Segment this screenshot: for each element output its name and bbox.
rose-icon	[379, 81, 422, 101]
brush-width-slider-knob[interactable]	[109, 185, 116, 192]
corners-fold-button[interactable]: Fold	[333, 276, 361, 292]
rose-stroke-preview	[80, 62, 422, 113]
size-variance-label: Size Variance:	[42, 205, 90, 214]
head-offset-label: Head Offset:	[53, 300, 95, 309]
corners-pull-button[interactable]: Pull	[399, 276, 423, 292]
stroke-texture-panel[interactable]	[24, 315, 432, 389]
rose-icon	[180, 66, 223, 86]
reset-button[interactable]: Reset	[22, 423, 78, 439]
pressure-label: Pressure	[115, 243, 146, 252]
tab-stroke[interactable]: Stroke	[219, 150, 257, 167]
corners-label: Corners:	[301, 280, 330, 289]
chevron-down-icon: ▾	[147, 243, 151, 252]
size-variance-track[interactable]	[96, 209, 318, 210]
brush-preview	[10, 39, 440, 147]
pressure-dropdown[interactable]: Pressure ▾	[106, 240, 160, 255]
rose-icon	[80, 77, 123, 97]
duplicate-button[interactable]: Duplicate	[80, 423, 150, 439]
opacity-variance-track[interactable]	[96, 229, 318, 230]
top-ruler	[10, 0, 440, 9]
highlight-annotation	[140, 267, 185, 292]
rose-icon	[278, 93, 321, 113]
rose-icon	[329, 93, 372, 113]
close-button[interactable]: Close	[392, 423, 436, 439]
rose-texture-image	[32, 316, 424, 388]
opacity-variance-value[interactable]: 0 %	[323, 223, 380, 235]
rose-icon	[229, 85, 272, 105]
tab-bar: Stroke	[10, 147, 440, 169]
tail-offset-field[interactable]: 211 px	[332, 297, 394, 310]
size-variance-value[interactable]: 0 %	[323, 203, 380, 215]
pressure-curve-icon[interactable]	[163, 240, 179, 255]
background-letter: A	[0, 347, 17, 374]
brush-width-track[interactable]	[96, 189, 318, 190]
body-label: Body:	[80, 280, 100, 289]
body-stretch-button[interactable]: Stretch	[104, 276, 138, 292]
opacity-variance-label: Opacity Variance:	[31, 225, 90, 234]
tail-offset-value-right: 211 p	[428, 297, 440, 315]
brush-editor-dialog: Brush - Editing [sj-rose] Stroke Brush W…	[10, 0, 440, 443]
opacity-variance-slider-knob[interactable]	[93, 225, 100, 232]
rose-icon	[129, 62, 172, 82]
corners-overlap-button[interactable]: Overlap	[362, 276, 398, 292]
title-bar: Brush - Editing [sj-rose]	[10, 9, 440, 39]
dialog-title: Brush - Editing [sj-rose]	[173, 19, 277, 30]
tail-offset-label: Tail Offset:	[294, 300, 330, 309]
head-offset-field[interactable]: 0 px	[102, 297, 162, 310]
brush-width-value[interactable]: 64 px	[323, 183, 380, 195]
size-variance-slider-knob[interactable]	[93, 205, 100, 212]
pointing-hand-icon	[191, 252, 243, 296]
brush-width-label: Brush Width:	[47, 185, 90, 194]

▶ YOUR TASK: Rewrite the listing with "flower-icon" in place of every "rose-icon", leaving everything else unchanged.

▶ FINAL RESULT:
Segment this screenshot: for each element output its name and bbox.
flower-icon	[379, 81, 422, 101]
brush-width-slider-knob[interactable]	[109, 185, 116, 192]
corners-fold-button[interactable]: Fold	[333, 276, 361, 292]
rose-stroke-preview	[80, 62, 422, 113]
size-variance-label: Size Variance:	[42, 205, 90, 214]
head-offset-label: Head Offset:	[53, 300, 95, 309]
corners-pull-button[interactable]: Pull	[399, 276, 423, 292]
stroke-texture-panel[interactable]	[24, 315, 432, 389]
flower-icon	[180, 66, 223, 86]
reset-button[interactable]: Reset	[22, 423, 78, 439]
pressure-label: Pressure	[115, 243, 146, 252]
tab-stroke[interactable]: Stroke	[219, 150, 257, 167]
corners-label: Corners:	[301, 280, 330, 289]
chevron-down-icon: ▾	[147, 243, 151, 252]
size-variance-track[interactable]	[96, 209, 318, 210]
brush-preview	[10, 39, 440, 147]
pressure-dropdown[interactable]: Pressure ▾	[106, 240, 160, 255]
flower-icon	[80, 77, 123, 97]
duplicate-button[interactable]: Duplicate	[80, 423, 150, 439]
opacity-variance-track[interactable]	[96, 229, 318, 230]
top-ruler	[10, 0, 440, 9]
highlight-annotation	[140, 267, 185, 292]
flower-icon	[278, 93, 321, 113]
flower-icon	[329, 93, 372, 113]
close-button[interactable]: Close	[392, 423, 436, 439]
rose-texture-image	[32, 316, 424, 388]
opacity-variance-value[interactable]: 0 %	[323, 223, 380, 235]
flower-icon	[229, 85, 272, 105]
tab-bar: Stroke	[10, 147, 440, 169]
tail-offset-field[interactable]: 211 px	[332, 297, 394, 310]
size-variance-value[interactable]: 0 %	[323, 203, 380, 215]
pressure-curve-icon[interactable]	[163, 240, 179, 255]
background-letter: A	[0, 347, 17, 374]
brush-width-track[interactable]	[96, 189, 318, 190]
body-label: Body:	[80, 280, 100, 289]
body-stretch-button[interactable]: Stretch	[104, 276, 138, 292]
opacity-variance-label: Opacity Variance:	[31, 225, 90, 234]
tail-offset-value-right: 211 p	[428, 297, 440, 315]
brush-editor-dialog: Brush - Editing [sj-rose] Stroke Brush W…	[10, 0, 440, 443]
opacity-variance-slider-knob[interactable]	[93, 225, 100, 232]
flower-icon	[129, 62, 172, 82]
corners-overlap-button[interactable]: Overlap	[362, 276, 398, 292]
title-bar: Brush - Editing [sj-rose]	[10, 9, 440, 39]
dialog-title: Brush - Editing [sj-rose]	[173, 19, 277, 30]
tail-offset-label: Tail Offset:	[294, 300, 330, 309]
head-offset-field[interactable]: 0 px	[102, 297, 162, 310]
brush-width-value[interactable]: 64 px	[323, 183, 380, 195]
size-variance-slider-knob[interactable]	[93, 205, 100, 212]
pointing-hand-icon	[191, 252, 243, 296]
brush-width-label: Brush Width:	[47, 185, 90, 194]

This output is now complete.